INSTRUCTIONS FOR THE TASK: From the line containing "Extract all readable text from this page." down to the last line of the material, return those lines verbatim and only those.

PROVIDED DATA:
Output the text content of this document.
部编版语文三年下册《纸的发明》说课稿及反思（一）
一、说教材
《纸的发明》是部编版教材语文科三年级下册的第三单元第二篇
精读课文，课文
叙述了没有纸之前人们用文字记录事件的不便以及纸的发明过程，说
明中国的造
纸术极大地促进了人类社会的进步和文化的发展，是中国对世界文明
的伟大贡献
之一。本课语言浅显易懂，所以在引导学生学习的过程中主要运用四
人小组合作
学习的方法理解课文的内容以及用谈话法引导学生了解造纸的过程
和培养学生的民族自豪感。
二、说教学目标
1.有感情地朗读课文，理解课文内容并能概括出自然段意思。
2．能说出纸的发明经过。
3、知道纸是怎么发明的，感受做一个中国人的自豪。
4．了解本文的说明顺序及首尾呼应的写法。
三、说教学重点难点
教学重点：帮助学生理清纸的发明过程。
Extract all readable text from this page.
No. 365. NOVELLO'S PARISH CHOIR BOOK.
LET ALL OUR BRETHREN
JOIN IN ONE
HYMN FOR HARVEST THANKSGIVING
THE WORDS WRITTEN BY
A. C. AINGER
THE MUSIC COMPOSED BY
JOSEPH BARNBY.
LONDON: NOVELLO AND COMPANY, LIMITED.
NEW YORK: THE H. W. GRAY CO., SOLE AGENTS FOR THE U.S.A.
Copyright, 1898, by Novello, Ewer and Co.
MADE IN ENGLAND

RESULT BELOW:
Extract all readable text from this page.
No. 365. NOVELLO'S PARISH CHOIR BOOK.
LET ALL OUR BRETHREN
JOIN IN ONE
HYMN FOR HARVEST THANKSGIVING
THE WORDS WRITTEN BY
A. C. AINGER
THE MUSIC COMPOSED BY
JOSEPH BARNBY.
LONDON: NOVELLO AND COMPANY, LIMITED.
NEW YORK: THE H. W. GRAY CO., SOLE AGENTS FOR THE U.S.A.
Copyright, 1898, by Novello, Ewer and Co.
MADE IN ENGLAND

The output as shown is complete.